Directions — Without altering anything, repeat each of the records.

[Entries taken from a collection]

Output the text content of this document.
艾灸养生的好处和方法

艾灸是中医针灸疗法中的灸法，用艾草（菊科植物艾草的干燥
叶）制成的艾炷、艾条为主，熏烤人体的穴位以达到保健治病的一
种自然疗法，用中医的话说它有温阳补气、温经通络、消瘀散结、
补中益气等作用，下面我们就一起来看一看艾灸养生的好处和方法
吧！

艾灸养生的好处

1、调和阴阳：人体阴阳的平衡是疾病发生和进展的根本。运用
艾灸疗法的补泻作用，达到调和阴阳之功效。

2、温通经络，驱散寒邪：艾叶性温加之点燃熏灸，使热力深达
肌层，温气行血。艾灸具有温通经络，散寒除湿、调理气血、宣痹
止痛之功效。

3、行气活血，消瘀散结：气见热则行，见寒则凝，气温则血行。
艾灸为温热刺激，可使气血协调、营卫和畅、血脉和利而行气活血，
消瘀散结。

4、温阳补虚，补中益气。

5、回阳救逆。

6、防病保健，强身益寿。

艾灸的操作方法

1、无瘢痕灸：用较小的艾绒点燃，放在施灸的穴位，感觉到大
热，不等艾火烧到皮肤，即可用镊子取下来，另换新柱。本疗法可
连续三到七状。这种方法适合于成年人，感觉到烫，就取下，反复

The solution —
Output the text content of this document.
艾灸养生的好处和方法

艾灸是中医针灸疗法中的灸法，用艾草（菊科植物艾草的干燥
叶）制成的艾炷、艾条为主，熏烤人体的穴位以达到保健治病的一
种自然疗法，用中医的话说它有温阳补气、温经通络、消瘀散结、
补中益气等作用，下面我们就一起来看一看艾灸养生的好处和方法
吧！

艾灸养生的好处

1、调和阴阳：人体阴阳的平衡是疾病发生和进展的根本。运用
艾灸疗法的补泻作用，达到调和阴阳之功效。

2、温通经络，驱散寒邪：艾叶性温加之点燃熏灸，使热力深达
肌层，温气行血。艾灸具有温通经络，散寒除湿、调理气血、宣痹
止痛之功效。

3、行气活血，消瘀散结：气见热则行，见寒则凝，气温则血行。
艾灸为温热刺激，可使气血协调、营卫和畅、血脉和利而行气活血，
消瘀散结。

4、温阳补虚，补中益气。

5、回阳救逆。

6、防病保健，强身益寿。

艾灸的操作方法

1、无瘢痕灸：用较小的艾绒点燃，放在施灸的穴位，感觉到大
热，不等艾火烧到皮肤，即可用镊子取下来，另换新柱。本疗法可
连续三到七状。这种方法适合于成年人，感觉到烫，就取下，反复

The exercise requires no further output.